Text block:
■ ■ ■ ■
# Large amount dead bees with MAQS



## Tombee MI (Apr 19, 2017)

Has anyone out there had a large die off with MAQS? (mite away quick strips).Last Friday I put the two pads on top of the frames of the lower brood box per directions. The temp. was 73 degrees and I put them on at 7pm with the entrance reducer off. Within 20 minutes I could see many dead and dying bees. the next day there were hundreds of dead bees in front of the hive. By Sunday they were foraging again and I did not see any more dead bees. Has anyone ever had this happen to them? Do you think I will loose the hive. Thanks


----------



## g2knee (Nov 13, 2014)

I'm a new guy, so get a 2nd opinion -- but from what I've read, this may happen. Even 100's of dead bees, however, won't matter too much if you have 40,000-50,000 bees in your hive from a healthy colony. If they are out and foraging that's a good sign.

I've read some tips when using MAQs (that's what I have as well for if/when I have to treat) that included giving them a top entrance to help with air flow. Other people even recommended putting an empty super on top for a few days, to increase airspace. Not sure how well it helps though.


----------



## Tombee MI (Apr 19, 2017)

Thanks g2Knee, I forgot to mention in the original post that I do have an inner cover with a notch in it to work as a second entrance on the top.
I guess I will wait the 7 days and then check for queen rightness. My biggest fear is that I lost the queen during the die-off.
■ ■ ■ ■
Data block:
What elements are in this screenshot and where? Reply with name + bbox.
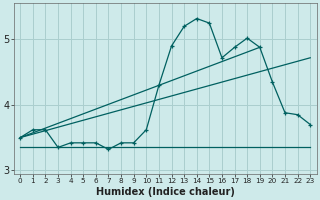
X-axis label: Humidex (Indice chaleur): Humidex (Indice chaleur) bbox=[96, 187, 235, 197]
■ ■ ■ ■
Problem to solve:
Repeat word for word the passage of the forum thread about dead bees that starts with "I'm a new guy, so" and goes on through "a good sign.". The listing is separate material and has no connection to the forum thread about dead bees after a mite treatment.

Task response:
I'm a new guy, so get a 2nd opinion -- but from what I've read, this may happen. Even 100's of dead bees, however, won't matter too much if you have 40,000-50,000 bees in your hive from a healthy colony. If they are out and foraging that's a good sign.